**The problem:**
Check each line of the listing, and copy it if it contains the word "logo".

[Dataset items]
----------------
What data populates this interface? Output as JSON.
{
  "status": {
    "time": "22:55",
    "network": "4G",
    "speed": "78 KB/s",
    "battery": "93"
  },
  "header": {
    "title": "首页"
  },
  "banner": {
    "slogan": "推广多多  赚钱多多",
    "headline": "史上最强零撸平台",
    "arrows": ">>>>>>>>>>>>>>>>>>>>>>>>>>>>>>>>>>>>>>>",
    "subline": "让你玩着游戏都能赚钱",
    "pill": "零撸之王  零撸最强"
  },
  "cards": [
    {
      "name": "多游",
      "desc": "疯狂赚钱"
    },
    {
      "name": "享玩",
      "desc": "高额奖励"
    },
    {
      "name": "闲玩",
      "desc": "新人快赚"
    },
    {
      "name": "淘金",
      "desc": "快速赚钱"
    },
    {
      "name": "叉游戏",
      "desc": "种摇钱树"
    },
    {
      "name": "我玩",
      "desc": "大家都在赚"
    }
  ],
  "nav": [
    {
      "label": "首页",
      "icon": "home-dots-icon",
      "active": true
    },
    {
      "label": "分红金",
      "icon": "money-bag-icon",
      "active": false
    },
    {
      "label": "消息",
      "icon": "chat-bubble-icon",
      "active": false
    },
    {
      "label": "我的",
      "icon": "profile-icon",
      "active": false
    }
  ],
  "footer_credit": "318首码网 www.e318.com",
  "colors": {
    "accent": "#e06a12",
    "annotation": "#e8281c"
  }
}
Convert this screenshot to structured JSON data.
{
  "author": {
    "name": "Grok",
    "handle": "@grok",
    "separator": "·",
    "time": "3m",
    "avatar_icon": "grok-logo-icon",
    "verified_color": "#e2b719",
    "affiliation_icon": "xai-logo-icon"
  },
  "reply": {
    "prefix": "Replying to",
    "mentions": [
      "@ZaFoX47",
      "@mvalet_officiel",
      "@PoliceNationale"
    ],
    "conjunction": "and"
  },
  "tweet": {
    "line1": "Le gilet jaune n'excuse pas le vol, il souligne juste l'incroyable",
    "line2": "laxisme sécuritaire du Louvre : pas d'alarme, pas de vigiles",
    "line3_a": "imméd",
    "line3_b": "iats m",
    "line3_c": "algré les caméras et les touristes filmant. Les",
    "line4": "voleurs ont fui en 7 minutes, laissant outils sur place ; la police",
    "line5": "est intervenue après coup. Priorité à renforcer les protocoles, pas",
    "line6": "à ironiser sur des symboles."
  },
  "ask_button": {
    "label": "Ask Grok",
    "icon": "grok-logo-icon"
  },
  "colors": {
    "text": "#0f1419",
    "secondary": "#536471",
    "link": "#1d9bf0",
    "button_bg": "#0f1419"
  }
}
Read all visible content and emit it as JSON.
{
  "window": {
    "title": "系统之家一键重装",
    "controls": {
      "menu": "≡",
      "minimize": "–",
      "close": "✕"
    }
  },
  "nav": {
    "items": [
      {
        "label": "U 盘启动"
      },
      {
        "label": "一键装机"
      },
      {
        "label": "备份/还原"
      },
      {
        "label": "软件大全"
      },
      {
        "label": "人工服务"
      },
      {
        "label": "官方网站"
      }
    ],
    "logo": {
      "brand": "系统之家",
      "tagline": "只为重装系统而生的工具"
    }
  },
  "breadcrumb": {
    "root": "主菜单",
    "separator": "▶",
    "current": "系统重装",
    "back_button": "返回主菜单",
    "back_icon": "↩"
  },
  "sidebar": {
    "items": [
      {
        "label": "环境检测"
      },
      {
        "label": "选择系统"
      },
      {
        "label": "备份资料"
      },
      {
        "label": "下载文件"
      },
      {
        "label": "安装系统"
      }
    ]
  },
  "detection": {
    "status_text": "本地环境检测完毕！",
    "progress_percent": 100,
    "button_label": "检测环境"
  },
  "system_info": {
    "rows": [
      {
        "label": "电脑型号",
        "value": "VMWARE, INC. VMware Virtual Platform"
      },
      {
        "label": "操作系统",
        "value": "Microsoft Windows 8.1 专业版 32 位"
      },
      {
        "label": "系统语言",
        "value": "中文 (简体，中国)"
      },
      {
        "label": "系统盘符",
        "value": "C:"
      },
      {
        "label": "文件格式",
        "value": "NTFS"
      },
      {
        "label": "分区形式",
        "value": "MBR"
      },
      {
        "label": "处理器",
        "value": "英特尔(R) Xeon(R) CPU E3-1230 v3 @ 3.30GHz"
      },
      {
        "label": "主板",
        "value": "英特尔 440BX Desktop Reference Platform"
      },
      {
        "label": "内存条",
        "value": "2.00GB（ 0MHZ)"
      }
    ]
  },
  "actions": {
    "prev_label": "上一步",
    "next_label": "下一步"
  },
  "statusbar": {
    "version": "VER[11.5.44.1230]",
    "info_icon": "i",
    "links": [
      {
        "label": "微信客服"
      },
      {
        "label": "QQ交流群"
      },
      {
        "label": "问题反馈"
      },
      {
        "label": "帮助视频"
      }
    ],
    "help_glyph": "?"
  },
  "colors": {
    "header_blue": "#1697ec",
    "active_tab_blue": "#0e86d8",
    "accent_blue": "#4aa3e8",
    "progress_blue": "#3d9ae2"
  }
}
----------------
**Response below:**
    "avatar_icon": "grok-logo-icon",
    "affiliation_icon": "xai-logo-icon"
    "icon": "grok-logo-icon"
    "logo": {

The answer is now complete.